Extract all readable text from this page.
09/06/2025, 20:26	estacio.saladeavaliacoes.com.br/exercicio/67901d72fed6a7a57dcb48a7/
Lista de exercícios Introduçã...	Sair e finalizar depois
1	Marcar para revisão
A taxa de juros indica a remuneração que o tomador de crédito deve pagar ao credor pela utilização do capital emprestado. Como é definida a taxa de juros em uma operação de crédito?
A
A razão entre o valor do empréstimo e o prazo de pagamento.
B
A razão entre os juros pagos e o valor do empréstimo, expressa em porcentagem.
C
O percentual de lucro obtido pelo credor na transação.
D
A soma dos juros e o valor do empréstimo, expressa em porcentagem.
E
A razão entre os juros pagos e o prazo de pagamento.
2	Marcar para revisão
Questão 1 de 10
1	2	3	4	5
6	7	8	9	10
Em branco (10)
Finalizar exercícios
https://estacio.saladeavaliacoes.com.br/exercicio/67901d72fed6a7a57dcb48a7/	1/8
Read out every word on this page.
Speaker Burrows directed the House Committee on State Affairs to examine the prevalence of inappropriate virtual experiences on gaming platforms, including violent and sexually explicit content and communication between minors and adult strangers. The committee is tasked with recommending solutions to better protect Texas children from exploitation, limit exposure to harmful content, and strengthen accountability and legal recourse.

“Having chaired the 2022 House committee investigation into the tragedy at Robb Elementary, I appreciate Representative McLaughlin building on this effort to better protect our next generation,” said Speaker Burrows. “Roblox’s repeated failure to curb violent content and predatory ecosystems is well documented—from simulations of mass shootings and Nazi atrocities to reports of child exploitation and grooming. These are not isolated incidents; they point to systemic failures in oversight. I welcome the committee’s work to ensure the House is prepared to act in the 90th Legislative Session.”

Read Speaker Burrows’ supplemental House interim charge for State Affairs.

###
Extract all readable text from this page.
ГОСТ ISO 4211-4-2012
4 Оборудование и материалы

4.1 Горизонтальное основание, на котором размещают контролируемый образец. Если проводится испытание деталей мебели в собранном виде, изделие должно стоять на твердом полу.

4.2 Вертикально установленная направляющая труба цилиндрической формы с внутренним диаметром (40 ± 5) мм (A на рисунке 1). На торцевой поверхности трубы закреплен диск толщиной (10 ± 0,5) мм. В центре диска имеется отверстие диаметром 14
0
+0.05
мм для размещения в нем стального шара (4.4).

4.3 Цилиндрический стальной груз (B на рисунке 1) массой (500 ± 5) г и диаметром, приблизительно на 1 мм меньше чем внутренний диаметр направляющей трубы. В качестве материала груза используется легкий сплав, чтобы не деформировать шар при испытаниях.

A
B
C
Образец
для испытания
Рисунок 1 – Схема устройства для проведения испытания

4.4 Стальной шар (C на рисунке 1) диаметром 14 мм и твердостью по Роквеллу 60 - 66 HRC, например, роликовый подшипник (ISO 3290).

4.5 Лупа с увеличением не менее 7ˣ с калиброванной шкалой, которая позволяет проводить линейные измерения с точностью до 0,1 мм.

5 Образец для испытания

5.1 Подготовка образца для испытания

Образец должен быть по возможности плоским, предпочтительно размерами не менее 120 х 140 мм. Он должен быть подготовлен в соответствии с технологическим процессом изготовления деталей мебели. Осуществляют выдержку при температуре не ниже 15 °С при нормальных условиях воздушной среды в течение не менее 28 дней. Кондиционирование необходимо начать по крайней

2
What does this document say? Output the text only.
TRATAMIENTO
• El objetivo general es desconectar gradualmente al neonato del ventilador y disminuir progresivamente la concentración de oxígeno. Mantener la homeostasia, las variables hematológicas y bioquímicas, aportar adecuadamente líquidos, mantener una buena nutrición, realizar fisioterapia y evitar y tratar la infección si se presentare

───

__Stated exercise__
Repeat the records exactly, including every line.

__Exercise solution__
Extract all readable text from this page.
09/06/2025, 20:26	estacio.saladeavaliacoes.com.br/exercicio/67901d72fed6a7a57dcb48a7/
Lista de exercícios Introduçã...	Sair e finalizar depois
1	Marcar para revisão
A taxa de juros indica a remuneração que o tomador de crédito deve pagar ao credor pela utilização do capital emprestado. Como é definida a taxa de juros em uma operação de crédito?
A
A razão entre o valor do empréstimo e o prazo de pagamento.
B
A razão entre os juros pagos e o valor do empréstimo, expressa em porcentagem.
C
O percentual de lucro obtido pelo credor na transação.
D
A soma dos juros e o valor do empréstimo, expressa em porcentagem.
E
A razão entre os juros pagos e o prazo de pagamento.
2	Marcar para revisão
Questão 1 de 10
1	2	3	4	5
6	7	8	9	10
Em branco (10)
Finalizar exercícios
https://estacio.saladeavaliacoes.com.br/exercicio/67901d72fed6a7a57dcb48a7/	1/8
Read out every word on this page.
Speaker Burrows directed the House Committee on State Affairs to examine the prevalence of inappropriate virtual experiences on gaming platforms, including violent and sexually explicit content and communication between minors and adult strangers. The committee is tasked with recommending solutions to better protect Texas children from exploitation, limit exposure to harmful content, and strengthen accountability and legal recourse.

“Having chaired the 2022 House committee investigation into the tragedy at Robb Elementary, I appreciate Representative McLaughlin building on this effort to better protect our next generation,” said Speaker Burrows. “Roblox’s repeated failure to curb violent content and predatory ecosystems is well documented—from simulations of mass shootings and Nazi atrocities to reports of child exploitation and grooming. These are not isolated incidents; they point to systemic failures in oversight. I welcome the committee’s work to ensure the House is prepared to act in the 90th Legislative Session.”

Read Speaker Burrows’ supplemental House interim charge for State Affairs.

###
Extract all readable text from this page.
ГОСТ ISO 4211-4-2012
4 Оборудование и материалы

4.1 Горизонтальное основание, на котором размещают контролируемый образец. Если проводится испытание деталей мебели в собранном виде, изделие должно стоять на твердом полу.

4.2 Вертикально установленная направляющая труба цилиндрической формы с внутренним диаметром (40 ± 5) мм (A на рисунке 1). На торцевой поверхности трубы закреплен диск толщиной (10 ± 0,5) мм. В центре диска имеется отверстие диаметром 14
0
+0.05
мм для размещения в нем стального шара (4.4).

4.3 Цилиндрический стальной груз (B на рисунке 1) массой (500 ± 5) г и диаметром, приблизительно на 1 мм меньше чем внутренний диаметр направляющей трубы. В качестве материала груза используется легкий сплав, чтобы не деформировать шар при испытаниях.

A
B
C
Образец
для испытания
Рисунок 1 – Схема устройства для проведения испытания

4.4 Стальной шар (C на рисунке 1) диаметром 14 мм и твердостью по Роквеллу 60 - 66 HRC, например, роликовый подшипник (ISO 3290).

4.5 Лупа с увеличением не менее 7ˣ с калиброванной шкалой, которая позволяет проводить линейные измерения с точностью до 0,1 мм.

5 Образец для испытания

5.1 Подготовка образца для испытания

Образец должен быть по возможности плоским, предпочтительно размерами не менее 120 х 140 мм. Он должен быть подготовлен в соответствии с технологическим процессом изготовления деталей мебели. Осуществляют выдержку при температуре не ниже 15 °С при нормальных условиях воздушной среды в течение не менее 28 дней. Кондиционирование необходимо начать по крайней

2
What does this document say? Output the text only.
TRATAMIENTO
• El objetivo general es desconectar gradualmente al neonato del ventilador y disminuir progresivamente la concentración de oxígeno. Mantener la homeostasia, las variables hematológicas y bioquímicas, aportar adecuadamente líquidos, mantener una buena nutrición, realizar fisioterapia y evitar y tratar la infección si se presentare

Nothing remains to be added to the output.